Collected data

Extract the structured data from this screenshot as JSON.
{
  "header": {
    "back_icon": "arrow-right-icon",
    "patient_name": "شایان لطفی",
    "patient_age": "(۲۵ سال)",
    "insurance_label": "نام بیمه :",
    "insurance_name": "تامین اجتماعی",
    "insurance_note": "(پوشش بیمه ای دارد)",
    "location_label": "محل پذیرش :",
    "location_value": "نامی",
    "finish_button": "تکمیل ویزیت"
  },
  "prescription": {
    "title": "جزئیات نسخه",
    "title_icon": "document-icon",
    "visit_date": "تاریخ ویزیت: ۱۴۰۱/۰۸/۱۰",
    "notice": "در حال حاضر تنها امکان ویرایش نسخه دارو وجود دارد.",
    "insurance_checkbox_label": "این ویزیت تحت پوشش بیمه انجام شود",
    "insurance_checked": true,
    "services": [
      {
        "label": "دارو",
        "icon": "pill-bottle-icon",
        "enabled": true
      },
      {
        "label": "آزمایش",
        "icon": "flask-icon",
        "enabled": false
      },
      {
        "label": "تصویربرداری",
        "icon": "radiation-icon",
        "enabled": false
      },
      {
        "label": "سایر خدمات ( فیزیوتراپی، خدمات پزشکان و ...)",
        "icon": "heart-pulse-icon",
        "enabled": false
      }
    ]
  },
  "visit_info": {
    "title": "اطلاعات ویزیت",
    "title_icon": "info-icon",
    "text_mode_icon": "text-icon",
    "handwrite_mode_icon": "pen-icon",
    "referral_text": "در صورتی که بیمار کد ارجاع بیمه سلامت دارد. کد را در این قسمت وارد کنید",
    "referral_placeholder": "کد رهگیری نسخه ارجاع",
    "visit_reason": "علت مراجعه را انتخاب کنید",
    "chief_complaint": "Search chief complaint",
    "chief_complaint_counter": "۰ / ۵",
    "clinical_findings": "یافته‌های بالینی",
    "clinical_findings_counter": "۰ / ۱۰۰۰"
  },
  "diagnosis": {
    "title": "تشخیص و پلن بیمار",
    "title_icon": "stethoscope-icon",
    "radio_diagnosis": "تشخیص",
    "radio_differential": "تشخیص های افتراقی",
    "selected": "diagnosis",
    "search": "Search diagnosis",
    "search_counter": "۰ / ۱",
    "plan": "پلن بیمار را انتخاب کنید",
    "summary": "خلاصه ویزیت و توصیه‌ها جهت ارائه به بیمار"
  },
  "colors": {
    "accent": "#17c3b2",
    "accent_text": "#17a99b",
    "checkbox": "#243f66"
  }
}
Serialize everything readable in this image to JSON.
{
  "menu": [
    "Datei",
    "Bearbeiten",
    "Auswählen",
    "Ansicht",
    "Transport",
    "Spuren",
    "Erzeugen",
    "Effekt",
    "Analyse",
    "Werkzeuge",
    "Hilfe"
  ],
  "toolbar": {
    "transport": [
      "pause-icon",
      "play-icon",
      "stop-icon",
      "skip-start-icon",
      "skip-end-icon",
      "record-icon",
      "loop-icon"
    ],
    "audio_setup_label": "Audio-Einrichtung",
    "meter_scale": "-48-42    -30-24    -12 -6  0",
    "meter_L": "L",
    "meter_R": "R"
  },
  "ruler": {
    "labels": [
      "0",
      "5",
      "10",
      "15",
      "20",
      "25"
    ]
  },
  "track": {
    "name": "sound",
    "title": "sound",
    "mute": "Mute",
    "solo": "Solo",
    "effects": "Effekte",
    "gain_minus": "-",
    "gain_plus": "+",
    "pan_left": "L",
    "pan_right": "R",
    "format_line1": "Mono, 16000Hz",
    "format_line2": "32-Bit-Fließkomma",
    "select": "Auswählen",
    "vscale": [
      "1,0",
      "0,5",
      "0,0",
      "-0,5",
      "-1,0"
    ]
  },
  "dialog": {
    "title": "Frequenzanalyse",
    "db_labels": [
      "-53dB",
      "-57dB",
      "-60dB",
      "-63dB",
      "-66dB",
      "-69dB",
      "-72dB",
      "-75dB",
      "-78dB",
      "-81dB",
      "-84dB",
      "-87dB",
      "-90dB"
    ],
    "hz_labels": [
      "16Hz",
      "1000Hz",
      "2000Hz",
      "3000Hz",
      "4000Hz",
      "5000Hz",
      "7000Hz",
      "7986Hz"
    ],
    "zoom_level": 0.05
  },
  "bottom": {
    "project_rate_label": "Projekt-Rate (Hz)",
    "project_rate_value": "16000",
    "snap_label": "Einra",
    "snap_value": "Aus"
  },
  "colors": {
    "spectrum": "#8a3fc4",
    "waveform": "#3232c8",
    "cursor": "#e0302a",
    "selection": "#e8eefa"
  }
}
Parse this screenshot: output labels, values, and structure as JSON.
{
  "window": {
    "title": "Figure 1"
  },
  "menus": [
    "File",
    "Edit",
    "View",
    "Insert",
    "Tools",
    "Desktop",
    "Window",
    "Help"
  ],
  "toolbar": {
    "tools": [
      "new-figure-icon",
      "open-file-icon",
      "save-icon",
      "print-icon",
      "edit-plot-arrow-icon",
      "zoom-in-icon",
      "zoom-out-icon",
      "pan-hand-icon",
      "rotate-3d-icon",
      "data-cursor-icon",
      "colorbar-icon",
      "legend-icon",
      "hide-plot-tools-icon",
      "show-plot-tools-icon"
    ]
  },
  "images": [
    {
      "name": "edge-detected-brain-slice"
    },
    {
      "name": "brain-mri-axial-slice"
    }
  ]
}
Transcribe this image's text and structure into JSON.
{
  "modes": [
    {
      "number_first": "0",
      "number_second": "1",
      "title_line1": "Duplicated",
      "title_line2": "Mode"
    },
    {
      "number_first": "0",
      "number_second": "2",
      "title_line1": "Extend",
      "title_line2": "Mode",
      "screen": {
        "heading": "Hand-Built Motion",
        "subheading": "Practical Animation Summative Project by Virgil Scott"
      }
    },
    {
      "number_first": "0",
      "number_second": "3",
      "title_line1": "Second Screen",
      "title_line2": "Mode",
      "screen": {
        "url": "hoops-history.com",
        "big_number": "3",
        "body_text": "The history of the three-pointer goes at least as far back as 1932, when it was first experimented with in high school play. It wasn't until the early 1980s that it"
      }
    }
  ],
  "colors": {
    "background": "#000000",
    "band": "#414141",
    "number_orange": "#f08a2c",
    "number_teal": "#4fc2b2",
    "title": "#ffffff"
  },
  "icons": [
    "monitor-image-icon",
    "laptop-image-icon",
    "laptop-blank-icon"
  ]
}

Written exercise: Return all the data exactly as given.

Written response:
Extract the structured data from this screenshot as JSON.
{
  "header": {
    "back_icon": "arrow-right-icon",
    "patient_name": "شایان لطفی",
    "patient_age": "(۲۵ سال)",
    "insurance_label": "نام بیمه :",
    "insurance_name": "تامین اجتماعی",
    "insurance_note": "(پوشش بیمه ای دارد)",
    "location_label": "محل پذیرش :",
    "location_value": "نامی",
    "finish_button": "تکمیل ویزیت"
  },
  "prescription": {
    "title": "جزئیات نسخه",
    "title_icon": "document-icon",
    "visit_date": "تاریخ ویزیت: ۱۴۰۱/۰۸/۱۰",
    "notice": "در حال حاضر تنها امکان ویرایش نسخه دارو وجود دارد.",
    "insurance_checkbox_label": "این ویزیت تحت پوشش بیمه انجام شود",
    "insurance_checked": true,
    "services": [
      {
        "label": "دارو",
        "icon": "pill-bottle-icon",
        "enabled": true
      },
      {
        "label": "آزمایش",
        "icon": "flask-icon",
        "enabled": false
      },
      {
        "label": "تصویربرداری",
        "icon": "radiation-icon",
        "enabled": false
      },
      {
        "label": "سایر خدمات ( فیزیوتراپی، خدمات پزشکان و ...)",
        "icon": "heart-pulse-icon",
        "enabled": false
      }
    ]
  },
  "visit_info": {
    "title": "اطلاعات ویزیت",
    "title_icon": "info-icon",
    "text_mode_icon": "text-icon",
    "handwrite_mode_icon": "pen-icon",
    "referral_text": "در صورتی که بیمار کد ارجاع بیمه سلامت دارد. کد را در این قسمت وارد کنید",
    "referral_placeholder": "کد رهگیری نسخه ارجاع",
    "visit_reason": "علت مراجعه را انتخاب کنید",
    "chief_complaint": "Search chief complaint",
    "chief_complaint_counter": "۰ / ۵",
    "clinical_findings": "یافته‌های بالینی",
    "clinical_findings_counter": "۰ / ۱۰۰۰"
  },
  "diagnosis": {
    "title": "تشخیص و پلن بیمار",
    "title_icon": "stethoscope-icon",
    "radio_diagnosis": "تشخیص",
    "radio_differential": "تشخیص های افتراقی",
    "selected": "diagnosis",
    "search": "Search diagnosis",
    "search_counter": "۰ / ۱",
    "plan": "پلن بیمار را انتخاب کنید",
    "summary": "خلاصه ویزیت و توصیه‌ها جهت ارائه به بیمار"
  },
  "colors": {
    "accent": "#17c3b2",
    "accent_text": "#17a99b",
    "checkbox": "#243f66"
  }
}
Serialize everything readable in this image to JSON.
{
  "menu": [
    "Datei",
    "Bearbeiten",
    "Auswählen",
    "Ansicht",
    "Transport",
    "Spuren",
    "Erzeugen",
    "Effekt",
    "Analyse",
    "Werkzeuge",
    "Hilfe"
  ],
  "toolbar": {
    "transport": [
      "pause-icon",
      "play-icon",
      "stop-icon",
      "skip-start-icon",
      "skip-end-icon",
      "record-icon",
      "loop-icon"
    ],
    "audio_setup_label": "Audio-Einrichtung",
    "meter_scale": "-48-42    -30-24    -12 -6  0",
    "meter_L": "L",
    "meter_R": "R"
  },
  "ruler": {
    "labels": [
      "0",
      "5",
      "10",
      "15",
      "20",
      "25"
    ]
  },
  "track": {
    "name": "sound",
    "title": "sound",
    "mute": "Mute",
    "solo": "Solo",
    "effects": "Effekte",
    "gain_minus": "-",
    "gain_plus": "+",
    "pan_left": "L",
    "pan_right": "R",
    "format_line1": "Mono, 16000Hz",
    "format_line2": "32-Bit-Fließkomma",
    "select": "Auswählen",
    "vscale": [
      "1,0",
      "0,5",
      "0,0",
      "-0,5",
      "-1,0"
    ]
  },
  "dialog": {
    "title": "Frequenzanalyse",
    "db_labels": [
      "-53dB",
      "-57dB",
      "-60dB",
      "-63dB",
      "-66dB",
      "-69dB",
      "-72dB",
      "-75dB",
      "-78dB",
      "-81dB",
      "-84dB",
      "-87dB",
      "-90dB"
    ],
    "hz_labels": [
      "16Hz",
      "1000Hz",
      "2000Hz",
      "3000Hz",
      "4000Hz",
      "5000Hz",
      "7000Hz",
      "7986Hz"
    ],
    "zoom_level": 0.05
  },
  "bottom": {
    "project_rate_label": "Projekt-Rate (Hz)",
    "project_rate_value": "16000",
    "snap_label": "Einra",
    "snap_value": "Aus"
  },
  "colors": {
    "spectrum": "#8a3fc4",
    "waveform": "#3232c8",
    "cursor": "#e0302a",
    "selection": "#e8eefa"
  }
}
Parse this screenshot: output labels, values, and structure as JSON.
{
  "window": {
    "title": "Figure 1"
  },
  "menus": [
    "File",
    "Edit",
    "View",
    "Insert",
    "Tools",
    "Desktop",
    "Window",
    "Help"
  ],
  "toolbar": {
    "tools": [
      "new-figure-icon",
      "open-file-icon",
      "save-icon",
      "print-icon",
      "edit-plot-arrow-icon",
      "zoom-in-icon",
      "zoom-out-icon",
      "pan-hand-icon",
      "rotate-3d-icon",
      "data-cursor-icon",
      "colorbar-icon",
      "legend-icon",
      "hide-plot-tools-icon",
      "show-plot-tools-icon"
    ]
  },
  "images": [
    {
      "name": "edge-detected-brain-slice"
    },
    {
      "name": "brain-mri-axial-slice"
    }
  ]
}
Transcribe this image's text and structure into JSON.
{
  "modes": [
    {
      "number_first": "0",
      "number_second": "1",
      "title_line1": "Duplicated",
      "title_line2": "Mode"
    },
    {
      "number_first": "0",
      "number_second": "2",
      "title_line1": "Extend",
      "title_line2": "Mode",
      "screen": {
        "heading": "Hand-Built Motion",
        "subheading": "Practical Animation Summative Project by Virgil Scott"
      }
    },
    {
      "number_first": "0",
      "number_second": "3",
      "title_line1": "Second Screen",
      "title_line2": "Mode",
      "screen": {
        "url": "hoops-history.com",
        "big_number": "3",
        "body_text": "The history of the three-pointer goes at least as far back as 1932, when it was first experimented with in high school play. It wasn't until the early 1980s that it"
      }
    }
  ],
  "colors": {
    "background": "#000000",
    "band": "#414141",
    "number_orange": "#f08a2c",
    "number_teal": "#4fc2b2",
    "title": "#ffffff"
  },
  "icons": [
    "monitor-image-icon",
    "laptop-image-icon",
    "laptop-blank-icon"
  ]
}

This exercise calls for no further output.